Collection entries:
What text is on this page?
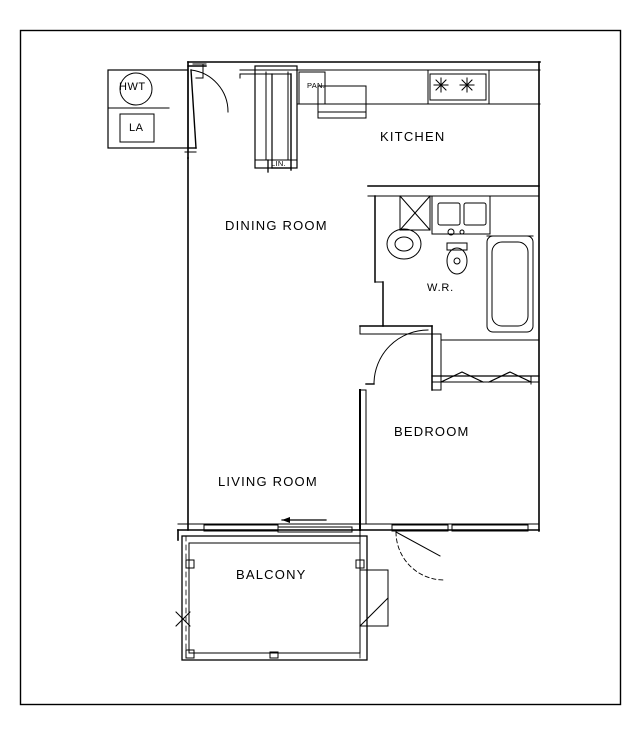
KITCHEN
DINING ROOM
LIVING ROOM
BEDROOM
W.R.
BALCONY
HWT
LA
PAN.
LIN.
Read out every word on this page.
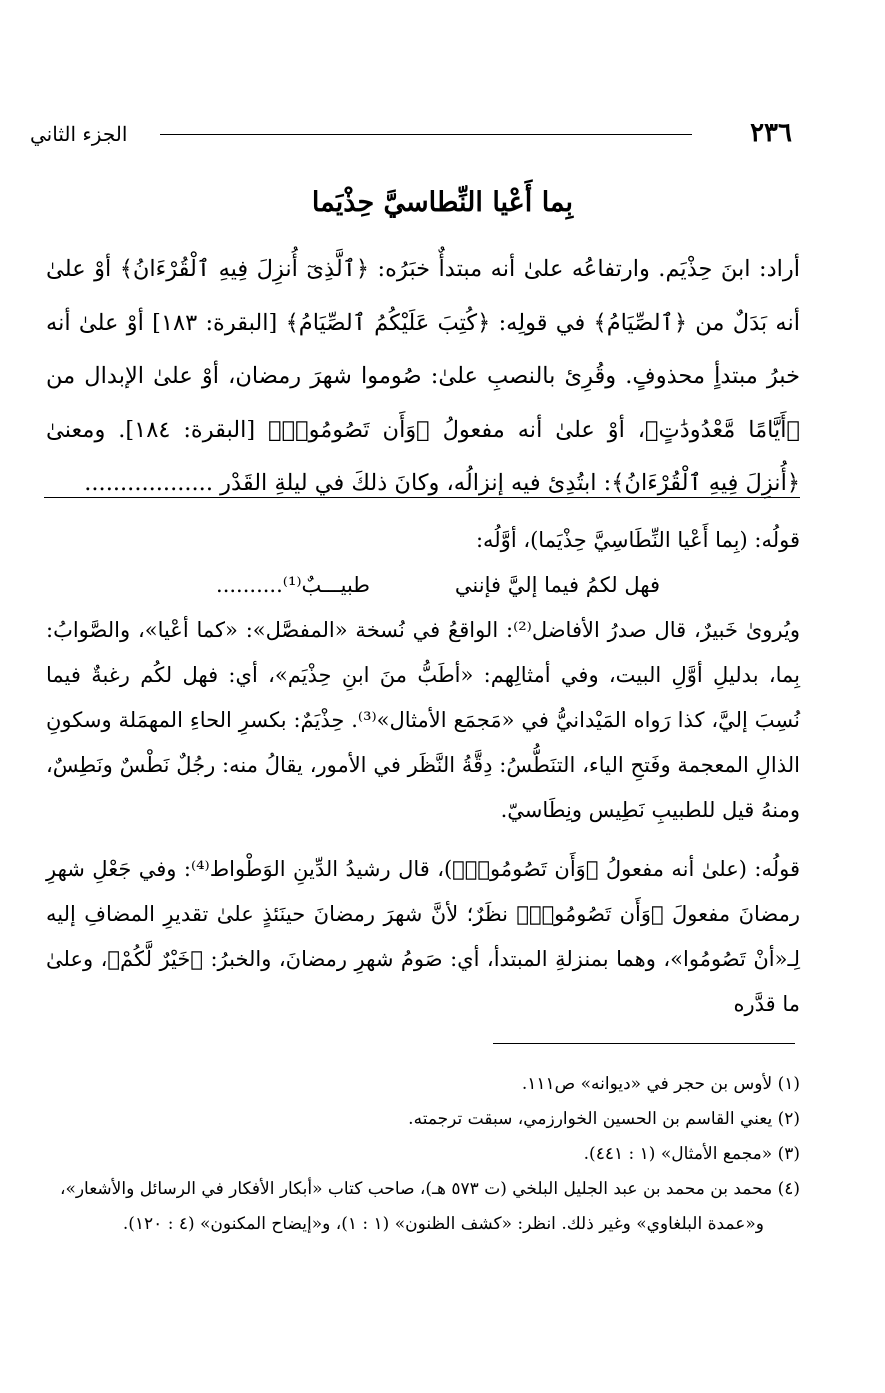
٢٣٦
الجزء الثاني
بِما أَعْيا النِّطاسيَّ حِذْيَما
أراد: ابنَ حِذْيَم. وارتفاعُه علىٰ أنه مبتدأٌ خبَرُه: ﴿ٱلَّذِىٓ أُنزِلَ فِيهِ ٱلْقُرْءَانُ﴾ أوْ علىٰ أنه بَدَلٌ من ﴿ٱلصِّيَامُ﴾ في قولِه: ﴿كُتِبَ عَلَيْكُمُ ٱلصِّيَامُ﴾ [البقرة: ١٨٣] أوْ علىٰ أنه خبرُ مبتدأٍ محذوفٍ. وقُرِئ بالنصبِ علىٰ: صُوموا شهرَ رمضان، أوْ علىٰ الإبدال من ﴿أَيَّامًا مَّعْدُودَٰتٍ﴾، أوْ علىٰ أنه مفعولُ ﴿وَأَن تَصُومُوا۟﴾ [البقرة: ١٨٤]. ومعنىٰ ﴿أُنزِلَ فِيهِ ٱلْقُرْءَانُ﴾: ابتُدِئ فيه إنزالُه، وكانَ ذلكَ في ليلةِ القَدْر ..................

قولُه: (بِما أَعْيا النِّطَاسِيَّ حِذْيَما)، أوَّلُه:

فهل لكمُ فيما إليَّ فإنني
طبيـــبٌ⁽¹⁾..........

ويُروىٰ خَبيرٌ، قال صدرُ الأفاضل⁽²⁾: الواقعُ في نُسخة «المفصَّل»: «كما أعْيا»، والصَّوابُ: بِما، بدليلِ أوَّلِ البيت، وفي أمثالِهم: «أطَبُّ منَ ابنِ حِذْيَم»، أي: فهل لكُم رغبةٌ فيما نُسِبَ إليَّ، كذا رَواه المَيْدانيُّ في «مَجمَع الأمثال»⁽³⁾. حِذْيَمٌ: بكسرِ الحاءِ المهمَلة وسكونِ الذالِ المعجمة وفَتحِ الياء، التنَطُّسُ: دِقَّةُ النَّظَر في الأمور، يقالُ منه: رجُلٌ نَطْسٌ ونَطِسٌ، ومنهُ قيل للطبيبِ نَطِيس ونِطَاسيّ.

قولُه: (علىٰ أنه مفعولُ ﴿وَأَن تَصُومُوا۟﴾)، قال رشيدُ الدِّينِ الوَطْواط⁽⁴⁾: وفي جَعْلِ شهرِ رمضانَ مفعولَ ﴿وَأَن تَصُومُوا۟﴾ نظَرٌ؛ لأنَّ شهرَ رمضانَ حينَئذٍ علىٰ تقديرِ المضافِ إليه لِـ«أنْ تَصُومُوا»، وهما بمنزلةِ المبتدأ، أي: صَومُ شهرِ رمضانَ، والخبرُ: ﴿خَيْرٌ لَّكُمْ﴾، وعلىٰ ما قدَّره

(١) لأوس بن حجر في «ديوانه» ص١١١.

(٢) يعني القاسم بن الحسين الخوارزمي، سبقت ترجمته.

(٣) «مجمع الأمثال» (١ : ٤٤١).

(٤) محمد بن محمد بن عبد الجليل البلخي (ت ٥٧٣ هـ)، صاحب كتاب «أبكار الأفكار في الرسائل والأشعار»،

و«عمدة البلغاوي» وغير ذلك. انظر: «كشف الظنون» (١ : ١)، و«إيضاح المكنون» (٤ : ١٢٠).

■ **GIVEN INSTRUCTION**
Copy out all the records exactly, excluding pictures.

■ **EXERCISE RESULT**
What text is on this page?
KITCHEN
DINING ROOM
LIVING ROOM
BEDROOM
W.R.
BALCONY
HWT
LA
PAN.
LIN.
Read out every word on this page.
٢٣٦
الجزء الثاني
بِما أَعْيا النِّطاسيَّ حِذْيَما
أراد: ابنَ حِذْيَم. وارتفاعُه علىٰ أنه مبتدأٌ خبَرُه: ﴿ٱلَّذِىٓ أُنزِلَ فِيهِ ٱلْقُرْءَانُ﴾ أوْ علىٰ أنه بَدَلٌ من ﴿ٱلصِّيَامُ﴾ في قولِه: ﴿كُتِبَ عَلَيْكُمُ ٱلصِّيَامُ﴾ [البقرة: ١٨٣] أوْ علىٰ أنه خبرُ مبتدأٍ محذوفٍ. وقُرِئ بالنصبِ علىٰ: صُوموا شهرَ رمضان، أوْ علىٰ الإبدال من ﴿أَيَّامًا مَّعْدُودَٰتٍ﴾، أوْ علىٰ أنه مفعولُ ﴿وَأَن تَصُومُوا۟﴾ [البقرة: ١٨٤]. ومعنىٰ ﴿أُنزِلَ فِيهِ ٱلْقُرْءَانُ﴾: ابتُدِئ فيه إنزالُه، وكانَ ذلكَ في ليلةِ القَدْر ..................

قولُه: (بِما أَعْيا النِّطَاسِيَّ حِذْيَما)، أوَّلُه:

فهل لكمُ فيما إليَّ فإنني
طبيـــبٌ⁽¹⁾..........

ويُروىٰ خَبيرٌ، قال صدرُ الأفاضل⁽²⁾: الواقعُ في نُسخة «المفصَّل»: «كما أعْيا»، والصَّوابُ: بِما، بدليلِ أوَّلِ البيت، وفي أمثالِهم: «أطَبُّ منَ ابنِ حِذْيَم»، أي: فهل لكُم رغبةٌ فيما نُسِبَ إليَّ، كذا رَواه المَيْدانيُّ في «مَجمَع الأمثال»⁽³⁾. حِذْيَمٌ: بكسرِ الحاءِ المهمَلة وسكونِ الذالِ المعجمة وفَتحِ الياء، التنَطُّسُ: دِقَّةُ النَّظَر في الأمور، يقالُ منه: رجُلٌ نَطْسٌ ونَطِسٌ، ومنهُ قيل للطبيبِ نَطِيس ونِطَاسيّ.

قولُه: (علىٰ أنه مفعولُ ﴿وَأَن تَصُومُوا۟﴾)، قال رشيدُ الدِّينِ الوَطْواط⁽⁴⁾: وفي جَعْلِ شهرِ رمضانَ مفعولَ ﴿وَأَن تَصُومُوا۟﴾ نظَرٌ؛ لأنَّ شهرَ رمضانَ حينَئذٍ علىٰ تقديرِ المضافِ إليه لِـ«أنْ تَصُومُوا»، وهما بمنزلةِ المبتدأ، أي: صَومُ شهرِ رمضانَ، والخبرُ: ﴿خَيْرٌ لَّكُمْ﴾، وعلىٰ ما قدَّره

(١) لأوس بن حجر في «ديوانه» ص١١١.

(٢) يعني القاسم بن الحسين الخوارزمي، سبقت ترجمته.

(٣) «مجمع الأمثال» (١ : ٤٤١).

(٤) محمد بن محمد بن عبد الجليل البلخي (ت ٥٧٣ هـ)، صاحب كتاب «أبكار الأفكار في الرسائل والأشعار»،

و«عمدة البلغاوي» وغير ذلك. انظر: «كشف الظنون» (١ : ١)، و«إيضاح المكنون» (٤ : ١٢٠).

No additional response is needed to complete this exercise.